• INPUT FOR THIS TASK:
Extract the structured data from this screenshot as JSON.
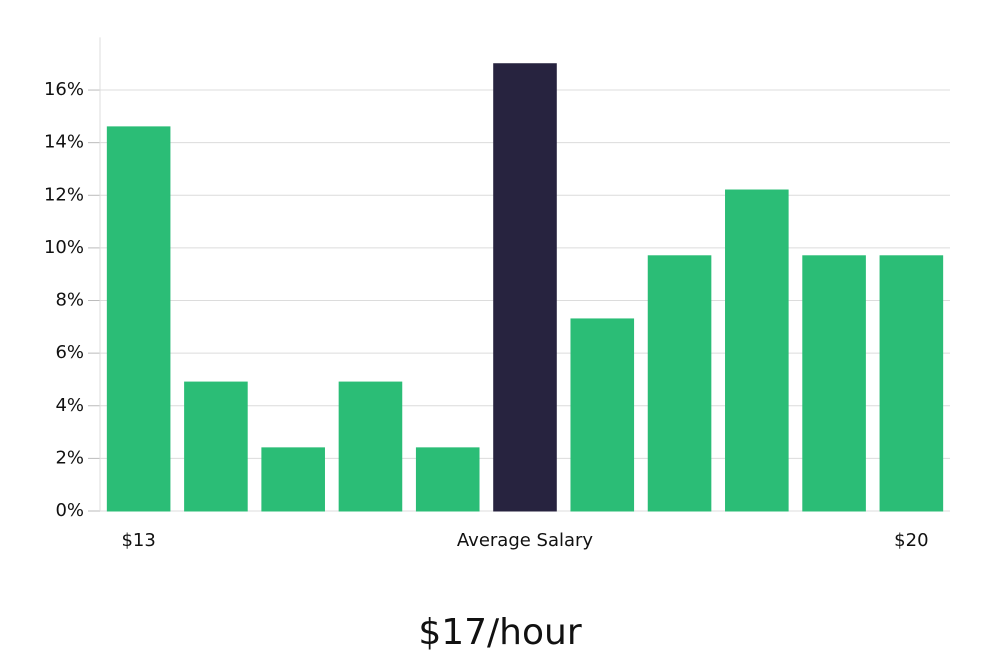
{
  "chart_data": {
    "type": "bar",
    "subtitle": "$17/hour",
    "categories": [
      "$13",
      null,
      null,
      null,
      null,
      "Average Salary",
      null,
      null,
      null,
      null,
      "$20"
    ],
    "values": [
      14.6,
      4.9,
      2.4,
      4.9,
      2.4,
      17.0,
      7.3,
      9.7,
      12.2,
      9.7,
      9.7
    ],
    "colors": [
      "#2bbd76",
      "#2bbd76",
      "#2bbd76",
      "#2bbd76",
      "#2bbd76",
      "#27233f",
      "#2bbd76",
      "#2bbd76",
      "#2bbd76",
      "#2bbd76",
      "#2bbd76"
    ],
    "ylim": [
      0,
      18
    ],
    "yticks": [
      {
        "value": 0,
        "label": "0%"
      },
      {
        "value": 2,
        "label": "2%"
      },
      {
        "value": 4,
        "label": "4%"
      },
      {
        "value": 6,
        "label": "6%"
      },
      {
        "value": 8,
        "label": "8%"
      },
      {
        "value": 10,
        "label": "10%"
      },
      {
        "value": 12,
        "label": "12%"
      },
      {
        "value": 14,
        "label": "14%"
      },
      {
        "value": 16,
        "label": "16%"
      }
    ],
    "grid": true
  }
}
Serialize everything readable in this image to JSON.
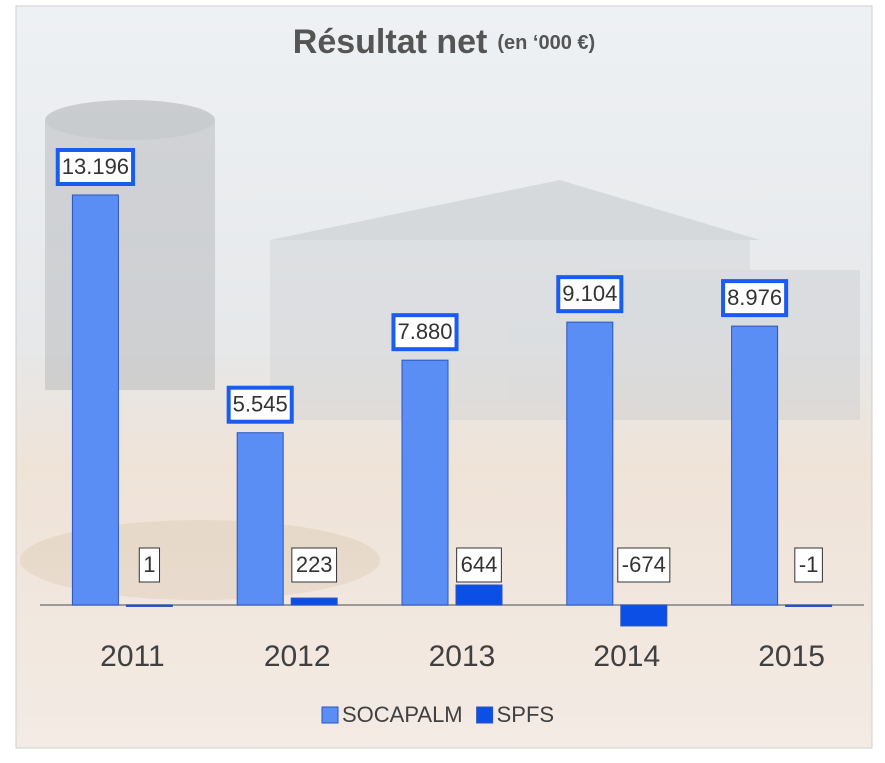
{
  "chart_data": {
    "type": "bar",
    "title": "Résultat net",
    "subtitle": "(en ‘000 €)",
    "categories": [
      "2011",
      "2012",
      "2013",
      "2014",
      "2015"
    ],
    "series": [
      {
        "name": "SOCAPALM",
        "color": "#5b8ef5",
        "values": [
          13196,
          5545,
          7880,
          9104,
          8976
        ],
        "value_labels": [
          "13.196",
          "5.545",
          "7.880",
          "9.104",
          "8.976"
        ]
      },
      {
        "name": "SPFS",
        "color": "#0b4fe6",
        "values": [
          1,
          223,
          644,
          -674,
          -1
        ]
      }
    ],
    "legend": "bottom"
  }
}
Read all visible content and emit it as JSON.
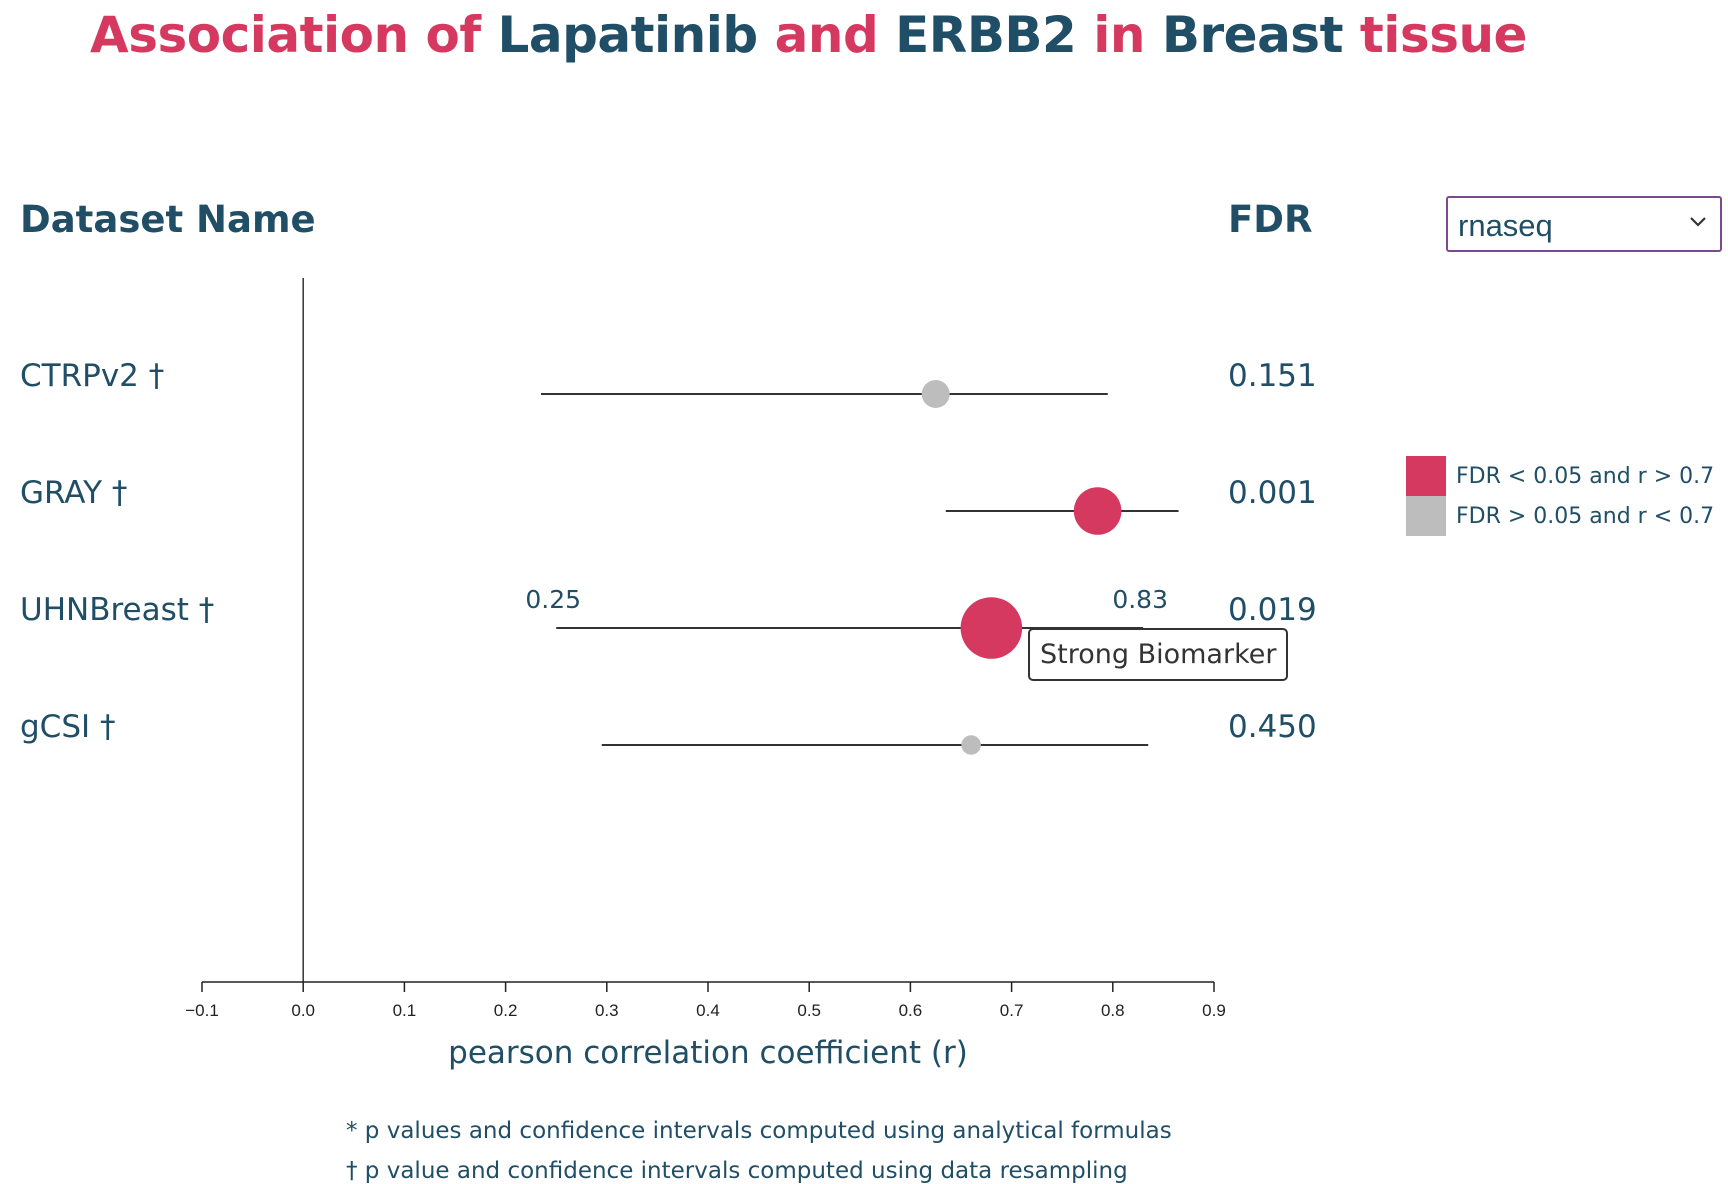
{
  "title": {
    "parts": [
      {
        "text": "Association of ",
        "color": "red"
      },
      {
        "text": "Lapatinib",
        "color": "blue"
      },
      {
        "text": " and ",
        "color": "red"
      },
      {
        "text": "ERBB2",
        "color": "blue"
      },
      {
        "text": " in ",
        "color": "red"
      },
      {
        "text": "Breast",
        "color": "blue"
      },
      {
        "text": " tissue",
        "color": "red"
      }
    ]
  },
  "headers": {
    "dataset": "Dataset Name",
    "fdr": "FDR"
  },
  "select": {
    "value": "rnaseq",
    "icon": "chevron-down-icon"
  },
  "colors": {
    "significant": "#d5395f",
    "nonsignificant": "#bdbdbd",
    "text": "#1f4e66",
    "title_red": "#d5395f"
  },
  "legend": [
    {
      "label": "FDR < 0.05 and r > 0.7",
      "color": "#d5395f"
    },
    {
      "label": "FDR > 0.05 and r < 0.7",
      "color": "#bdbdbd"
    }
  ],
  "chart_data": {
    "type": "scatter",
    "xlabel": "pearson correlation coefficient (r)",
    "xlim": [
      -0.1,
      0.9
    ],
    "xticks": [
      "−0.1",
      "0.0",
      "0.1",
      "0.2",
      "0.3",
      "0.4",
      "0.5",
      "0.6",
      "0.7",
      "0.8",
      "0.9"
    ],
    "rows": [
      {
        "dataset": "CTRPv2 †",
        "r": 0.625,
        "lower": 0.235,
        "upper": 0.795,
        "fdr": "0.151",
        "significant": false,
        "weight": 1.0
      },
      {
        "dataset": "GRAY †",
        "r": 0.785,
        "lower": 0.635,
        "upper": 0.865,
        "fdr": "0.001",
        "significant": true,
        "weight": 1.7
      },
      {
        "dataset": "UHNBreast †",
        "r": 0.68,
        "lower": 0.25,
        "upper": 0.83,
        "fdr": "0.019",
        "significant": true,
        "weight": 2.2
      },
      {
        "dataset": "gCSI †",
        "r": 0.66,
        "lower": 0.295,
        "upper": 0.835,
        "fdr": "0.450",
        "significant": false,
        "weight": 0.7
      }
    ],
    "hover": {
      "row": 2,
      "ci_labels": [
        "0.25",
        "0.83"
      ],
      "tooltip": "Strong Biomarker"
    }
  },
  "footnotes": [
    "* p values and confidence intervals computed using analytical formulas",
    "† p value and confidence intervals computed using data resampling"
  ]
}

• INSTRUCTIONS TO FOLLOW: Each line that has the word "intervals" should be copied.

• ANSWER BELOW:
    "* p values and confidence intervals computed using analytical formulas",
    "† p value and confidence intervals computed using data resampling"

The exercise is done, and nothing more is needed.